**Exercise description:** Copy out all of the data below word for word, leaving out the image.

**Extracted data:**

##############################

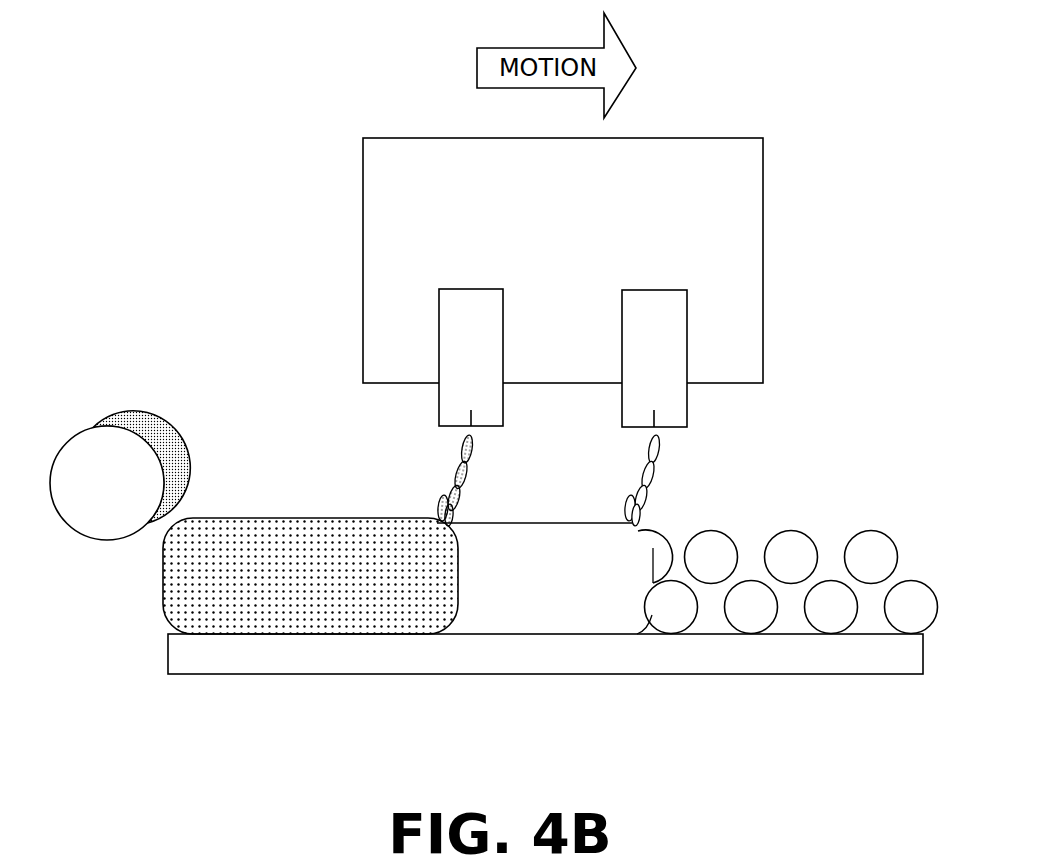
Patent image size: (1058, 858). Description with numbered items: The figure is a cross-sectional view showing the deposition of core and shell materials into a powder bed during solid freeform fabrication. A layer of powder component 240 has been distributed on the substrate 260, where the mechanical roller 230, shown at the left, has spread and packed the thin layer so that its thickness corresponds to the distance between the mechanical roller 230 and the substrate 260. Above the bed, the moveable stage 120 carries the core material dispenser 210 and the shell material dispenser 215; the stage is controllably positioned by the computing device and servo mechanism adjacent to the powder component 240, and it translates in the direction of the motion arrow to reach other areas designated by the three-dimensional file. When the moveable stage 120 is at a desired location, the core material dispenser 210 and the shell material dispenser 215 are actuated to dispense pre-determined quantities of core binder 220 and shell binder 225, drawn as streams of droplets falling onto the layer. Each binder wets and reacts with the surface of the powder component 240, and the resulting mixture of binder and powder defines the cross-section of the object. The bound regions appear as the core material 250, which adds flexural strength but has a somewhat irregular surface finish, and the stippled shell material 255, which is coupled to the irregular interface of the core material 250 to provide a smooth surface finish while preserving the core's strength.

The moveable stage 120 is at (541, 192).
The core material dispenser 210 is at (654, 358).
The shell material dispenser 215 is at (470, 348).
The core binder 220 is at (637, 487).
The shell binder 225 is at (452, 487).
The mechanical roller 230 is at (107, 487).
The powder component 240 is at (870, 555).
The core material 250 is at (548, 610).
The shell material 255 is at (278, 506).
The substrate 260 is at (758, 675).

##############################

**Task output:**
Patent image size: (1058, 858). Description with numbered items: The figure is a cross-sectional view showing the deposition of core and shell materials into a powder bed during solid freeform fabrication. A layer of powder component 240 has been distributed on the substrate 260, where the mechanical roller 230, shown at the left, has spread and packed the thin layer so that its thickness corresponds to the distance between the mechanical roller 230 and the substrate 260. Above the bed, the moveable stage 120 carries the core material dispenser 210 and the shell material dispenser 215; the stage is controllably positioned by the computing device and servo mechanism adjacent to the powder component 240, and it translates in the direction of the motion arrow to reach other areas designated by the three-dimensional file. When the moveable stage 120 is at a desired location, the core material dispenser 210 and the shell material dispenser 215 are actuated to dispense pre-determined quantities of core binder 220 and shell binder 225, drawn as streams of droplets falling onto the layer. Each binder wets and reacts with the surface of the powder component 240, and the resulting mixture of binder and powder defines the cross-section of the object. The bound regions appear as the core material 250, which adds flexural strength but has a somewhat irregular surface finish, and the stippled shell material 255, which is coupled to the irregular interface of the core material 250 to provide a smooth surface finish while preserving the core's strength.

The moveable stage 120 is at (541, 192).
The core material dispenser 210 is at (654, 358).
The shell material dispenser 215 is at (470, 348).
The core binder 220 is at (637, 487).
The shell binder 225 is at (452, 487).
The mechanical roller 230 is at (107, 487).
The powder component 240 is at (870, 555).
The core material 250 is at (548, 610).
The shell material 255 is at (278, 506).
The substrate 260 is at (758, 675).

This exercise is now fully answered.